● EXERCISE OBJECTIVE: Collect all lines containing the word "Tamb" from the data.

--- BEGIN EXERCISE INPUTS ---

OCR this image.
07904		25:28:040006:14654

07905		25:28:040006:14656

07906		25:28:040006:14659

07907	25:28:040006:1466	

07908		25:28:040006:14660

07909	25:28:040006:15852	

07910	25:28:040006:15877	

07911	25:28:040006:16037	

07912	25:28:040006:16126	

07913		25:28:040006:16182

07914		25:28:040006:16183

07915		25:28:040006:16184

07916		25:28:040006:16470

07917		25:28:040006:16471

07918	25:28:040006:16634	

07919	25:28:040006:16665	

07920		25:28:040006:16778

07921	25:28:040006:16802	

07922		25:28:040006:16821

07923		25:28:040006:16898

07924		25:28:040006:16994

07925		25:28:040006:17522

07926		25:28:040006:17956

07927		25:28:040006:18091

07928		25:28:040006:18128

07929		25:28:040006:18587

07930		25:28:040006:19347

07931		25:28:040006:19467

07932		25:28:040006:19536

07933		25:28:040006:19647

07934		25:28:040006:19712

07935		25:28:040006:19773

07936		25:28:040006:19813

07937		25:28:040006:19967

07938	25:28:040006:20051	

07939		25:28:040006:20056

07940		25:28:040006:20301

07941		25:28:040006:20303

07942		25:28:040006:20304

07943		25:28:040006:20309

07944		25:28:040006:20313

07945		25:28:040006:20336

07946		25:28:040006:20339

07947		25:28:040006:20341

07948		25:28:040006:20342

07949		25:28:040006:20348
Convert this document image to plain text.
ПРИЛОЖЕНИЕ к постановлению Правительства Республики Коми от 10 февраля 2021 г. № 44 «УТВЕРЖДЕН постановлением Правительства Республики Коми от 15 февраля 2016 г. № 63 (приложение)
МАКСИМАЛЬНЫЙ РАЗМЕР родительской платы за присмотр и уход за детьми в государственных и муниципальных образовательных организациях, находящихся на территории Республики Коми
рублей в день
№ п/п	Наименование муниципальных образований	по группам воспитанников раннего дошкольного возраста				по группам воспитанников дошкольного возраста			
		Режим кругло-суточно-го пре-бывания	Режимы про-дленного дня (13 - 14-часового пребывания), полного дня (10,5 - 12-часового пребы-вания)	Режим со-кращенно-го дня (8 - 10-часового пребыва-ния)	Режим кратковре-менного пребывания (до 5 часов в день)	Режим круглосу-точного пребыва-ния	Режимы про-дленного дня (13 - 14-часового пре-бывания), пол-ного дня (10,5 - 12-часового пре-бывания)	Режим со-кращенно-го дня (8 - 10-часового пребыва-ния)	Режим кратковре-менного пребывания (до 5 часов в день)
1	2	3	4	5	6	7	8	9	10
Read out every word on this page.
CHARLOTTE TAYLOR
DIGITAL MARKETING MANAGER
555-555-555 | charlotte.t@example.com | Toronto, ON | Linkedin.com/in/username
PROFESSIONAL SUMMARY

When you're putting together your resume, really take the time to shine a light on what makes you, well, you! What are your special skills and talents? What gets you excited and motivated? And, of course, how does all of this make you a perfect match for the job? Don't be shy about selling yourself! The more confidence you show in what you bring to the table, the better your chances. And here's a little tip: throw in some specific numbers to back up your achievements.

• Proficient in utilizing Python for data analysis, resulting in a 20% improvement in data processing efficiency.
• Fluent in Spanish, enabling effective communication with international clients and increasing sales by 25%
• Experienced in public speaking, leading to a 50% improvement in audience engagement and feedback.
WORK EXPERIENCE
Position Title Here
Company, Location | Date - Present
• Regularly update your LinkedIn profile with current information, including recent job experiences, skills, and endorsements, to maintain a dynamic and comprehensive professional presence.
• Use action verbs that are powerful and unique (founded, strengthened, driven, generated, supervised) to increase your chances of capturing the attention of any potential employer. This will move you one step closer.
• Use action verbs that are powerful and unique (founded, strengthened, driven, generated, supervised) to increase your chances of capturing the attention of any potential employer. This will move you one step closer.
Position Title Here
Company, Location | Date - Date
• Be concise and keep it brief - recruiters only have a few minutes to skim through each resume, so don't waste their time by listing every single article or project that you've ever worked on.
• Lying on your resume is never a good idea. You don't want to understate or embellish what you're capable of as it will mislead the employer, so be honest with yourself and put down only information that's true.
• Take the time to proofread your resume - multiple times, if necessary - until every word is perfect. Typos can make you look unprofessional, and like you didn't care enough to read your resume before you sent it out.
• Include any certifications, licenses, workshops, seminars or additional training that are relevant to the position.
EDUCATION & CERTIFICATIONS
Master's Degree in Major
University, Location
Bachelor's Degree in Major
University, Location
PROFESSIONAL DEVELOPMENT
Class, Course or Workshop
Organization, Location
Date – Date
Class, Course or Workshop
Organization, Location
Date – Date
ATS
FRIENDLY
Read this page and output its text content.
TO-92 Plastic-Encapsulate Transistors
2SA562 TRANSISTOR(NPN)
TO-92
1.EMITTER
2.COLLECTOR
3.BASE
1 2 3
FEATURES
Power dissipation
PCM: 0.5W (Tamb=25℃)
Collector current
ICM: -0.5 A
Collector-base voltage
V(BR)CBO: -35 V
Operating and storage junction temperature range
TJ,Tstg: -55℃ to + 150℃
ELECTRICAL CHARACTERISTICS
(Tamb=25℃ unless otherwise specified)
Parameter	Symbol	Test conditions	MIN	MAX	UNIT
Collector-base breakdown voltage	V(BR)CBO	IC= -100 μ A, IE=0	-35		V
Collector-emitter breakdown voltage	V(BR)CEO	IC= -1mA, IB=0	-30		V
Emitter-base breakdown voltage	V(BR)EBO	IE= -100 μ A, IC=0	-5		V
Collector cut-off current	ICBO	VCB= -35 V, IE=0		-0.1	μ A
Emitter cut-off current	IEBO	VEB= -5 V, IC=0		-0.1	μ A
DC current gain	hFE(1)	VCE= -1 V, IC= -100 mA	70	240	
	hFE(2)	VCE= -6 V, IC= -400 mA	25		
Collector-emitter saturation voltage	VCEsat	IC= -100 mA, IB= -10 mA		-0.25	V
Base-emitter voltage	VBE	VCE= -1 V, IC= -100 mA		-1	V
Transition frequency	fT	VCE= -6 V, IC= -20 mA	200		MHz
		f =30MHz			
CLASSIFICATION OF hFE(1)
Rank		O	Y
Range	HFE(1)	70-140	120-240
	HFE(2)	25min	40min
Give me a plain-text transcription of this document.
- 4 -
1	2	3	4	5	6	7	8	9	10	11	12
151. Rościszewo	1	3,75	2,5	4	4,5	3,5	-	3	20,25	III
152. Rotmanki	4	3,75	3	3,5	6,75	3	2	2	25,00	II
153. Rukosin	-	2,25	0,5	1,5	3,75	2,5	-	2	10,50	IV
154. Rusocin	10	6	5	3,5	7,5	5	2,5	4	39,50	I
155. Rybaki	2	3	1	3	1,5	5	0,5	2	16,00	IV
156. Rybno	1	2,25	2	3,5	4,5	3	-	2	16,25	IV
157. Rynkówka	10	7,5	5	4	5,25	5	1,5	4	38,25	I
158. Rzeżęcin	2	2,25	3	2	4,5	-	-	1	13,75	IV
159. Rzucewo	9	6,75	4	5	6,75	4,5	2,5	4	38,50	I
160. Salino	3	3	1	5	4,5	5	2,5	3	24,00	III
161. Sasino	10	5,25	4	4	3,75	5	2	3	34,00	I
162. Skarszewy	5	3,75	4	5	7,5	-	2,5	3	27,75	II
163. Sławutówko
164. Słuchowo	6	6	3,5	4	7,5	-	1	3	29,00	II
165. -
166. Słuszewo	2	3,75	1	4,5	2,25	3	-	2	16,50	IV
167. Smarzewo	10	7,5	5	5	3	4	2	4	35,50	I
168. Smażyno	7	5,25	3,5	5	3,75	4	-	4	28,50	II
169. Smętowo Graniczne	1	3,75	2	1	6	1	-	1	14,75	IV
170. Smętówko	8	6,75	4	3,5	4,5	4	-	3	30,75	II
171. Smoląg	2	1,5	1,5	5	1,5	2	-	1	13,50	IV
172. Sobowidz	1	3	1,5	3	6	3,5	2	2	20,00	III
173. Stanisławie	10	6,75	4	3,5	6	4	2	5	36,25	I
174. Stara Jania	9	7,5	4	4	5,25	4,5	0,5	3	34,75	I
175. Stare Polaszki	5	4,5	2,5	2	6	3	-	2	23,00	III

--- END EXERCISE INPUTS ---

● RESPONSE TO THE EXERCISE:
PCM: 0.5W (Tamb=25℃)
(Tamb=25℃ unless otherwise specified)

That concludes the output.